- INSTRUCTIONS TO FOLLOW -
Return the full listing exactly as it is written.

- RECORD EXCERPTS -
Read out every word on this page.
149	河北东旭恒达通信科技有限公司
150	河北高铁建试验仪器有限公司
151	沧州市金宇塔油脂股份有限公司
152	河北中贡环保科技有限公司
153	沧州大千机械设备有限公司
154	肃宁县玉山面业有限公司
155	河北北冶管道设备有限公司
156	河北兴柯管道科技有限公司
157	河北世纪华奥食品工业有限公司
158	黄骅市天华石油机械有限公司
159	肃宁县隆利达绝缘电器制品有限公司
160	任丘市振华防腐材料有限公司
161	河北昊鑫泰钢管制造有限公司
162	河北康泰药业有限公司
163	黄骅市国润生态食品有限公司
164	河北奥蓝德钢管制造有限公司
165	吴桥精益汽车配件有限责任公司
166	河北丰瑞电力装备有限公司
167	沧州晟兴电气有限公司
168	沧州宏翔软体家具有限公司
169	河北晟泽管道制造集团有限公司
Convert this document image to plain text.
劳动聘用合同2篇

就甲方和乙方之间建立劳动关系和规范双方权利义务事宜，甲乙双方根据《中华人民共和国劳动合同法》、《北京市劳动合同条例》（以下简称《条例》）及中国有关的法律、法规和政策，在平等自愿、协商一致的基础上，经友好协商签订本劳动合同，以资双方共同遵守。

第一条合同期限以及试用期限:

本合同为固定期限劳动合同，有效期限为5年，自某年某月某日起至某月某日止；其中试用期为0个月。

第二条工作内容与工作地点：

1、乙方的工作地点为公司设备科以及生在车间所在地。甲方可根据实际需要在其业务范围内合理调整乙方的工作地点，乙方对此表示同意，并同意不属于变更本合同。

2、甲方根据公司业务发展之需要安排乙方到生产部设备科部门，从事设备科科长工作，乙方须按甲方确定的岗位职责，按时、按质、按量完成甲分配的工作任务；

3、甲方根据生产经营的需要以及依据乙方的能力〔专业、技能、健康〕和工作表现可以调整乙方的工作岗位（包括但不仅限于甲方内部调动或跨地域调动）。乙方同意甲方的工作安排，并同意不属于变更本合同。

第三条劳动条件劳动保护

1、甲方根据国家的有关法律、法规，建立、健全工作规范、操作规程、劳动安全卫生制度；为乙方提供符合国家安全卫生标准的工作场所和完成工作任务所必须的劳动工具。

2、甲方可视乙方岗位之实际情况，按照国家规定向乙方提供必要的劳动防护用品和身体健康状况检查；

- ANSWER IN FULL -
Read out every word on this page.
149	河北东旭恒达通信科技有限公司
150	河北高铁建试验仪器有限公司
151	沧州市金宇塔油脂股份有限公司
152	河北中贡环保科技有限公司
153	沧州大千机械设备有限公司
154	肃宁县玉山面业有限公司
155	河北北冶管道设备有限公司
156	河北兴柯管道科技有限公司
157	河北世纪华奥食品工业有限公司
158	黄骅市天华石油机械有限公司
159	肃宁县隆利达绝缘电器制品有限公司
160	任丘市振华防腐材料有限公司
161	河北昊鑫泰钢管制造有限公司
162	河北康泰药业有限公司
163	黄骅市国润生态食品有限公司
164	河北奥蓝德钢管制造有限公司
165	吴桥精益汽车配件有限责任公司
166	河北丰瑞电力装备有限公司
167	沧州晟兴电气有限公司
168	沧州宏翔软体家具有限公司
169	河北晟泽管道制造集团有限公司
Convert this document image to plain text.
劳动聘用合同2篇

就甲方和乙方之间建立劳动关系和规范双方权利义务事宜，甲乙双方根据《中华人民共和国劳动合同法》、《北京市劳动合同条例》（以下简称《条例》）及中国有关的法律、法规和政策，在平等自愿、协商一致的基础上，经友好协商签订本劳动合同，以资双方共同遵守。

第一条合同期限以及试用期限:

本合同为固定期限劳动合同，有效期限为5年，自某年某月某日起至某月某日止；其中试用期为0个月。

第二条工作内容与工作地点：

1、乙方的工作地点为公司设备科以及生在车间所在地。甲方可根据实际需要在其业务范围内合理调整乙方的工作地点，乙方对此表示同意，并同意不属于变更本合同。

2、甲方根据公司业务发展之需要安排乙方到生产部设备科部门，从事设备科科长工作，乙方须按甲方确定的岗位职责，按时、按质、按量完成甲分配的工作任务；

3、甲方根据生产经营的需要以及依据乙方的能力〔专业、技能、健康〕和工作表现可以调整乙方的工作岗位（包括但不仅限于甲方内部调动或跨地域调动）。乙方同意甲方的工作安排，并同意不属于变更本合同。

第三条劳动条件劳动保护

1、甲方根据国家的有关法律、法规，建立、健全工作规范、操作规程、劳动安全卫生制度；为乙方提供符合国家安全卫生标准的工作场所和完成工作任务所必须的劳动工具。

2、甲方可视乙方岗位之实际情况，按照国家规定向乙方提供必要的劳动防护用品和身体健康状况检查；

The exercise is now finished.